**STATED PROBLEM**
Take down each entry exactly as written.

>> Begin DATASET EXCERPTS

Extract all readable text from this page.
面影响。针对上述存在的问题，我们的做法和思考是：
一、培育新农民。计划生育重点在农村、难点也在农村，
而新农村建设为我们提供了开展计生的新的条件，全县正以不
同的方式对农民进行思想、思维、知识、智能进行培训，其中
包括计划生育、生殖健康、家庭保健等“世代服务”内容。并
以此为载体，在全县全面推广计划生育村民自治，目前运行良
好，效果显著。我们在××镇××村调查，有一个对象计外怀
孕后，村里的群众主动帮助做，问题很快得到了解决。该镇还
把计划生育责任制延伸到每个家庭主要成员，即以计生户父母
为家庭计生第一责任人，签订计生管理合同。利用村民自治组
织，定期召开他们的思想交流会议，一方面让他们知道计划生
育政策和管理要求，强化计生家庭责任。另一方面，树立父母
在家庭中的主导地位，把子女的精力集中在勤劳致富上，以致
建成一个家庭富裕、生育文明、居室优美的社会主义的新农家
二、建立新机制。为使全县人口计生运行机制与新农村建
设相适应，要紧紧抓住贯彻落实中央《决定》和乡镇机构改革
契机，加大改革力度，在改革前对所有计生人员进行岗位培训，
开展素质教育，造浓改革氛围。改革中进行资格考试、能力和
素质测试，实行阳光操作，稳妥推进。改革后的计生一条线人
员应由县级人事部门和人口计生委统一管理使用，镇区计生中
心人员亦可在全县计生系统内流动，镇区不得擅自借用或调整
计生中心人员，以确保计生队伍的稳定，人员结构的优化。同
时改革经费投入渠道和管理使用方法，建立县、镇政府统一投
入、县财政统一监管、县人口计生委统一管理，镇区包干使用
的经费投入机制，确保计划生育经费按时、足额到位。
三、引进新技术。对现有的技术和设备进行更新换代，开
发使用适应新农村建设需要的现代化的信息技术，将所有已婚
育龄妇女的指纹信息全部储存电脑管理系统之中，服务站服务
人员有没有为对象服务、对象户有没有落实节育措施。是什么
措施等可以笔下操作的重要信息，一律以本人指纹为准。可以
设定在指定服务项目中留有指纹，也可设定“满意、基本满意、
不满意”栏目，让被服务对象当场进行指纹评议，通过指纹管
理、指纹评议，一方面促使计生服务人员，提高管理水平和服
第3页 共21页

>> End DATASET EXCERPTS

**FINAL RESULT**
Extract all readable text from this page.
面影响。针对上述存在的问题，我们的做法和思考是：
一、培育新农民。计划生育重点在农村、难点也在农村，
而新农村建设为我们提供了开展计生的新的条件，全县正以不
同的方式对农民进行思想、思维、知识、智能进行培训，其中
包括计划生育、生殖健康、家庭保健等“世代服务”内容。并
以此为载体，在全县全面推广计划生育村民自治，目前运行良
好，效果显著。我们在××镇××村调查，有一个对象计外怀
孕后，村里的群众主动帮助做，问题很快得到了解决。该镇还
把计划生育责任制延伸到每个家庭主要成员，即以计生户父母
为家庭计生第一责任人，签订计生管理合同。利用村民自治组
织，定期召开他们的思想交流会议，一方面让他们知道计划生
育政策和管理要求，强化计生家庭责任。另一方面，树立父母
在家庭中的主导地位，把子女的精力集中在勤劳致富上，以致
建成一个家庭富裕、生育文明、居室优美的社会主义的新农家
二、建立新机制。为使全县人口计生运行机制与新农村建
设相适应，要紧紧抓住贯彻落实中央《决定》和乡镇机构改革
契机，加大改革力度，在改革前对所有计生人员进行岗位培训，
开展素质教育，造浓改革氛围。改革中进行资格考试、能力和
素质测试，实行阳光操作，稳妥推进。改革后的计生一条线人
员应由县级人事部门和人口计生委统一管理使用，镇区计生中
心人员亦可在全县计生系统内流动，镇区不得擅自借用或调整
计生中心人员，以确保计生队伍的稳定，人员结构的优化。同
时改革经费投入渠道和管理使用方法，建立县、镇政府统一投
入、县财政统一监管、县人口计生委统一管理，镇区包干使用
的经费投入机制，确保计划生育经费按时、足额到位。
三、引进新技术。对现有的技术和设备进行更新换代，开
发使用适应新农村建设需要的现代化的信息技术，将所有已婚
育龄妇女的指纹信息全部储存电脑管理系统之中，服务站服务
人员有没有为对象服务、对象户有没有落实节育措施。是什么
措施等可以笔下操作的重要信息，一律以本人指纹为准。可以
设定在指定服务项目中留有指纹，也可设定“满意、基本满意、
不满意”栏目，让被服务对象当场进行指纹评议，通过指纹管
理、指纹评议，一方面促使计生服务人员，提高管理水平和服
第3页 共21页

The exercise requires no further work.